» **What the task requires**:
Will you write out the data exactly, excluding every picture?

» **Rows**:
__________

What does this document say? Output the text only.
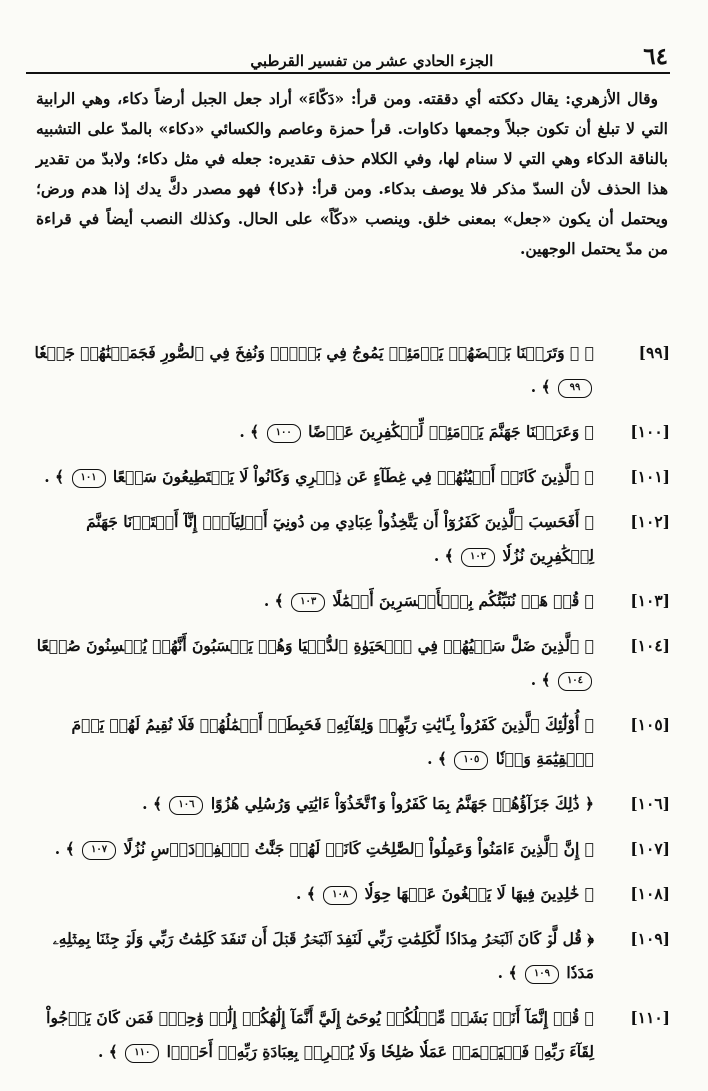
٦٤
الجزء الحادي عشر من تفسير القرطبي

وقال الأزهري: يقال دككته أي دققته. ومن قرأ: «دَكّاءَ» أراد جعل الجبل أرضاً دكاء، وهي الرابية التي لا تبلغ أن تكون جبلاً وجمعها دكاوات. قرأ حمزة وعاصم والكسائي «دكاء» بالمدّ على التشبيه بالناقة الدكاء وهي التي لا سنام لها، وفي الكلام حذف تقديره: جعله في مثل دكاء؛ ولابدّ من تقدير هذا الحذف لأن السدّ مذكر فلا يوصف بدكاء. ومن قرأ: ﴿دكا﴾ فهو مصدر دكَّ يدك إذا هدم ورض؛ ويحتمل أن يكون «جعل» بمعنى خلق. وينصب «دكّاً» على الحال. وكذلك النصب أيضاً في قراءة من مدّ يحتمل الوجهين.

[٩٩]
﴿ ۞ وَتَرَكۡنَا بَعۡضَهُمۡ يَوۡمَئِذٖ يَمُوجُ فِي بَعۡضٖۖ وَنُفِخَ فِي ٱلصُّورِ فَجَمَعۡنَٰهُمۡ جَمۡعٗا ٩٩ ﴾ .
[١٠٠]
﴿ وَعَرَضۡنَا جَهَنَّمَ يَوۡمَئِذٖ لِّلۡكَٰفِرِينَ عَرۡضًا ١٠٠ ﴾ .
[١٠١]
﴿ ٱلَّذِينَ كَانَتۡ أَعۡيُنُهُمۡ فِي غِطَآءٍ عَن ذِكۡرِي وَكَانُواْ لَا يَسۡتَطِيعُونَ سَمۡعًا ١٠١ ﴾ .
[١٠٢]
﴿ أَفَحَسِبَ ٱلَّذِينَ كَفَرُوٓاْ أَن يَتَّخِذُواْ عِبَادِي مِن دُونِيٓ أَوۡلِيَآءَۚ إِنَّآ أَعۡتَدۡنَا جَهَنَّمَ لِلۡكَٰفِرِينَ نُزُلٗا ١٠٢ ﴾ .
[١٠٣]
﴿ قُلۡ هَلۡ نُنَبِّئُكُم بِٱلۡأَخۡسَرِينَ أَعۡمَٰلًا ١٠٣ ﴾ .
[١٠٤]
﴿ ٱلَّذِينَ ضَلَّ سَعۡيُهُمۡ فِي ٱلۡحَيَوٰةِ ٱلدُّنۡيَا وَهُمۡ يَحۡسَبُونَ أَنَّهُمۡ يُحۡسِنُونَ صُنۡعًا ١٠٤ ﴾ .
[١٠٥]
﴿ أُوْلَٰٓئِكَ ٱلَّذِينَ كَفَرُواْ بِـَٔايَٰتِ رَبِّهِمۡ وَلِقَآئِهِۦ فَحَبِطَتۡ أَعۡمَٰلُهُمۡ فَلَا نُقِيمُ لَهُمۡ يَوۡمَ ٱلۡقِيَٰمَةِ وَزۡنٗا ١٠٥ ﴾ .
[١٠٦]
﴿ ذَٰلِكَ جَزَآؤُهُمۡ جَهَنَّمُ بِمَا كَفَرُواْ وَٱتَّخَذُوٓاْ ءَايَٰتِي وَرُسُلِي هُزُوًا ١٠٦ ﴾ .
[١٠٧]
﴿ إِنَّ ٱلَّذِينَ ءَامَنُواْ وَعَمِلُواْ ٱلصَّٰلِحَٰتِ كَانَتۡ لَهُمۡ جَنَّٰتُ ٱلۡفِرۡدَوۡسِ نُزُلًا ١٠٧ ﴾ .
[١٠٨]
﴿ خَٰلِدِينَ فِيهَا لَا يَبۡغُونَ عَنۡهَا حِوَلٗا ١٠٨ ﴾ .
[١٠٩]
﴿ قُل لَّوۡ كَانَ ٱلۡبَحۡرُ مِدَادٗا لِّكَلِمَٰتِ رَبِّي لَنَفِدَ ٱلۡبَحۡرُ قَبۡلَ أَن تَنفَدَ كَلِمَٰتُ رَبِّي وَلَوۡ جِئۡنَا بِمِثۡلِهِۦ مَدَدٗا ١٠٩ ﴾ .
[١١٠]
﴿ قُلۡ إِنَّمَآ أَنَا۠ بَشَرٞ مِّثۡلُكُمۡ يُوحَىٰٓ إِلَيَّ أَنَّمَآ إِلَٰهُكُمۡ إِلَٰهٞ وَٰحِدٞۖ فَمَن كَانَ يَرۡجُواْ لِقَآءَ رَبِّهِۦ فَلۡيَعۡمَلۡ عَمَلٗا صَٰلِحٗا وَلَا يُشۡرِكۡ بِعِبَادَةِ رَبِّهِۦٓ أَحَدَۢا ١١٠ ﴾ .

__________

» **Result below**:
What does this document say? Output the text only.
٦٤
الجزء الحادي عشر من تفسير القرطبي

وقال الأزهري: يقال دككته أي دققته. ومن قرأ: «دَكّاءَ» أراد جعل الجبل أرضاً دكاء، وهي الرابية التي لا تبلغ أن تكون جبلاً وجمعها دكاوات. قرأ حمزة وعاصم والكسائي «دكاء» بالمدّ على التشبيه بالناقة الدكاء وهي التي لا سنام لها، وفي الكلام حذف تقديره: جعله في مثل دكاء؛ ولابدّ من تقدير هذا الحذف لأن السدّ مذكر فلا يوصف بدكاء. ومن قرأ: ﴿دكا﴾ فهو مصدر دكَّ يدك إذا هدم ورض؛ ويحتمل أن يكون «جعل» بمعنى خلق. وينصب «دكّاً» على الحال. وكذلك النصب أيضاً في قراءة من مدّ يحتمل الوجهين.

[٩٩]
﴿ ۞ وَتَرَكۡنَا بَعۡضَهُمۡ يَوۡمَئِذٖ يَمُوجُ فِي بَعۡضٖۖ وَنُفِخَ فِي ٱلصُّورِ فَجَمَعۡنَٰهُمۡ جَمۡعٗا ٩٩ ﴾ .
[١٠٠]
﴿ وَعَرَضۡنَا جَهَنَّمَ يَوۡمَئِذٖ لِّلۡكَٰفِرِينَ عَرۡضًا ١٠٠ ﴾ .
[١٠١]
﴿ ٱلَّذِينَ كَانَتۡ أَعۡيُنُهُمۡ فِي غِطَآءٍ عَن ذِكۡرِي وَكَانُواْ لَا يَسۡتَطِيعُونَ سَمۡعًا ١٠١ ﴾ .
[١٠٢]
﴿ أَفَحَسِبَ ٱلَّذِينَ كَفَرُوٓاْ أَن يَتَّخِذُواْ عِبَادِي مِن دُونِيٓ أَوۡلِيَآءَۚ إِنَّآ أَعۡتَدۡنَا جَهَنَّمَ لِلۡكَٰفِرِينَ نُزُلٗا ١٠٢ ﴾ .
[١٠٣]
﴿ قُلۡ هَلۡ نُنَبِّئُكُم بِٱلۡأَخۡسَرِينَ أَعۡمَٰلًا ١٠٣ ﴾ .
[١٠٤]
﴿ ٱلَّذِينَ ضَلَّ سَعۡيُهُمۡ فِي ٱلۡحَيَوٰةِ ٱلدُّنۡيَا وَهُمۡ يَحۡسَبُونَ أَنَّهُمۡ يُحۡسِنُونَ صُنۡعًا ١٠٤ ﴾ .
[١٠٥]
﴿ أُوْلَٰٓئِكَ ٱلَّذِينَ كَفَرُواْ بِـَٔايَٰتِ رَبِّهِمۡ وَلِقَآئِهِۦ فَحَبِطَتۡ أَعۡمَٰلُهُمۡ فَلَا نُقِيمُ لَهُمۡ يَوۡمَ ٱلۡقِيَٰمَةِ وَزۡنٗا ١٠٥ ﴾ .
[١٠٦]
﴿ ذَٰلِكَ جَزَآؤُهُمۡ جَهَنَّمُ بِمَا كَفَرُواْ وَٱتَّخَذُوٓاْ ءَايَٰتِي وَرُسُلِي هُزُوًا ١٠٦ ﴾ .
[١٠٧]
﴿ إِنَّ ٱلَّذِينَ ءَامَنُواْ وَعَمِلُواْ ٱلصَّٰلِحَٰتِ كَانَتۡ لَهُمۡ جَنَّٰتُ ٱلۡفِرۡدَوۡسِ نُزُلًا ١٠٧ ﴾ .
[١٠٨]
﴿ خَٰلِدِينَ فِيهَا لَا يَبۡغُونَ عَنۡهَا حِوَلٗا ١٠٨ ﴾ .
[١٠٩]
﴿ قُل لَّوۡ كَانَ ٱلۡبَحۡرُ مِدَادٗا لِّكَلِمَٰتِ رَبِّي لَنَفِدَ ٱلۡبَحۡرُ قَبۡلَ أَن تَنفَدَ كَلِمَٰتُ رَبِّي وَلَوۡ جِئۡنَا بِمِثۡلِهِۦ مَدَدٗا ١٠٩ ﴾ .
[١١٠]
﴿ قُلۡ إِنَّمَآ أَنَا۠ بَشَرٞ مِّثۡلُكُمۡ يُوحَىٰٓ إِلَيَّ أَنَّمَآ إِلَٰهُكُمۡ إِلَٰهٞ وَٰحِدٞۖ فَمَن كَانَ يَرۡجُواْ لِقَآءَ رَبِّهِۦ فَلۡيَعۡمَلۡ عَمَلٗا صَٰلِحٗا وَلَا يُشۡرِكۡ بِعِبَادَةِ رَبِّهِۦٓ أَحَدَۢا ١١٠ ﴾ .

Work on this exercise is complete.